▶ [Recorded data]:
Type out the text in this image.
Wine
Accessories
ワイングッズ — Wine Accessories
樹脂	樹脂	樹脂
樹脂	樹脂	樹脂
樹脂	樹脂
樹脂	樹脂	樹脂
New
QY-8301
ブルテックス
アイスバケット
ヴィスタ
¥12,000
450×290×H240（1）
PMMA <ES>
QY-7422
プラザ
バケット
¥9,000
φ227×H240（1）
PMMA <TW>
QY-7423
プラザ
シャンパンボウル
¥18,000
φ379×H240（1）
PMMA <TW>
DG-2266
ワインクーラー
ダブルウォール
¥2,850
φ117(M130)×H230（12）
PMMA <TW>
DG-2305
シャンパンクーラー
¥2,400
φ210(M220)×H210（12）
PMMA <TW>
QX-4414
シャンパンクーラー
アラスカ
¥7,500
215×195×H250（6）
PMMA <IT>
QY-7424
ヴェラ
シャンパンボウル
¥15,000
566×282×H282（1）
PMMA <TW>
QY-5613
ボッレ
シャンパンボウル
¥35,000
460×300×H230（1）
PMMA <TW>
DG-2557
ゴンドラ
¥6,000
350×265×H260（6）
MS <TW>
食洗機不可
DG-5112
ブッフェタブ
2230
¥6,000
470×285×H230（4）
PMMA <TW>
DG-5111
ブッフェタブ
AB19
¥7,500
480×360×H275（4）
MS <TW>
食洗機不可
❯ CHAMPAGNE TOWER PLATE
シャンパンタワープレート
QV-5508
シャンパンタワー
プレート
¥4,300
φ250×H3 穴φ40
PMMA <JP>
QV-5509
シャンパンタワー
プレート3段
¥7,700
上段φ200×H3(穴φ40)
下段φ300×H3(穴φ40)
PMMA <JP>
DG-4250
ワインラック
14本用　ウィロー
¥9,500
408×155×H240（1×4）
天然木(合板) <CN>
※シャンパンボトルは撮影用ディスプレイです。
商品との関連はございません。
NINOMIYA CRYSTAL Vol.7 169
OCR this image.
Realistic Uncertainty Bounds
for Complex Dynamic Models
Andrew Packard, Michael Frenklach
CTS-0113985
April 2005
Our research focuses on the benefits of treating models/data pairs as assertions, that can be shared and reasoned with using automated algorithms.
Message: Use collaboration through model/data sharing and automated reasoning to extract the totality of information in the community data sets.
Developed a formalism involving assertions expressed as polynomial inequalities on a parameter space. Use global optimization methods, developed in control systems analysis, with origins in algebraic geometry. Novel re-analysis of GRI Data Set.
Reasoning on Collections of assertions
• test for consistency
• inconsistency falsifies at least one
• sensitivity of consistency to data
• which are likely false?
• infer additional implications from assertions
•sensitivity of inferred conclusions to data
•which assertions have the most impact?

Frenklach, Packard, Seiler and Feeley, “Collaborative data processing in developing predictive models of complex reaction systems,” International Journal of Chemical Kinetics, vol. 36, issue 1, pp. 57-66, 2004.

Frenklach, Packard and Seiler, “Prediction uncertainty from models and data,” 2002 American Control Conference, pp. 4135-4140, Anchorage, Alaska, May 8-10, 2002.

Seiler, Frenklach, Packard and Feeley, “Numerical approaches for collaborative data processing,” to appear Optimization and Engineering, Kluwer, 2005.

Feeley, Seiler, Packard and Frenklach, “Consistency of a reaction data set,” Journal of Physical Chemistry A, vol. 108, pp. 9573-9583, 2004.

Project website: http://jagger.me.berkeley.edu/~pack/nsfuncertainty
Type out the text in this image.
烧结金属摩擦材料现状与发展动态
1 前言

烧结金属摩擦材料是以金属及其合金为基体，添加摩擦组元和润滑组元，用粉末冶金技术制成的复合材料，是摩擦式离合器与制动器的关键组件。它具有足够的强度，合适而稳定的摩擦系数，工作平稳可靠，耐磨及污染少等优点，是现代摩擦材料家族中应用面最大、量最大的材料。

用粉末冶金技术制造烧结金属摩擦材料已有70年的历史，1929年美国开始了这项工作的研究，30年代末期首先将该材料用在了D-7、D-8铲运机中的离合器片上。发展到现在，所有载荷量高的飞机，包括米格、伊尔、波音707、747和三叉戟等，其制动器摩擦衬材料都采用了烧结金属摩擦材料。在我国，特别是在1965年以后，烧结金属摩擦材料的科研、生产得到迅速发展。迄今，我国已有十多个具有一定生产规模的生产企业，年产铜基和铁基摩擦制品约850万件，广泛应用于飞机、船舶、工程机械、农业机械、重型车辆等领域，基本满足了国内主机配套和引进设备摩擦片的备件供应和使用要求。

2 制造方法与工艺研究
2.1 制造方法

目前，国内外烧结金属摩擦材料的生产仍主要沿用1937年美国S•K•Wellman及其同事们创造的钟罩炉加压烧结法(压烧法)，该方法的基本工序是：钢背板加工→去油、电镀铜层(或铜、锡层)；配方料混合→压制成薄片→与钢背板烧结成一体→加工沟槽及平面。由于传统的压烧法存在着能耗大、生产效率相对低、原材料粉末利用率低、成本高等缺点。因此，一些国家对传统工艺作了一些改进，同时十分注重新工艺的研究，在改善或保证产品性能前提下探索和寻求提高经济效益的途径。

▶ [Problem requirements]: All lines above with "systems" in them should be returned.

▶ [Response]:
Developed a formalism involving assertions expressed as polynomial inequalities on a parameter space. Use global optimization methods, developed in control systems analysis, with origins in algebraic geometry. Novel re-analysis of GRI Data Set.
Frenklach, Packard, Seiler and Feeley, “Collaborative data processing in developing predictive models of complex reaction systems,” International Journal of Chemical Kinetics, vol. 36, issue 1, pp. 57-66, 2004.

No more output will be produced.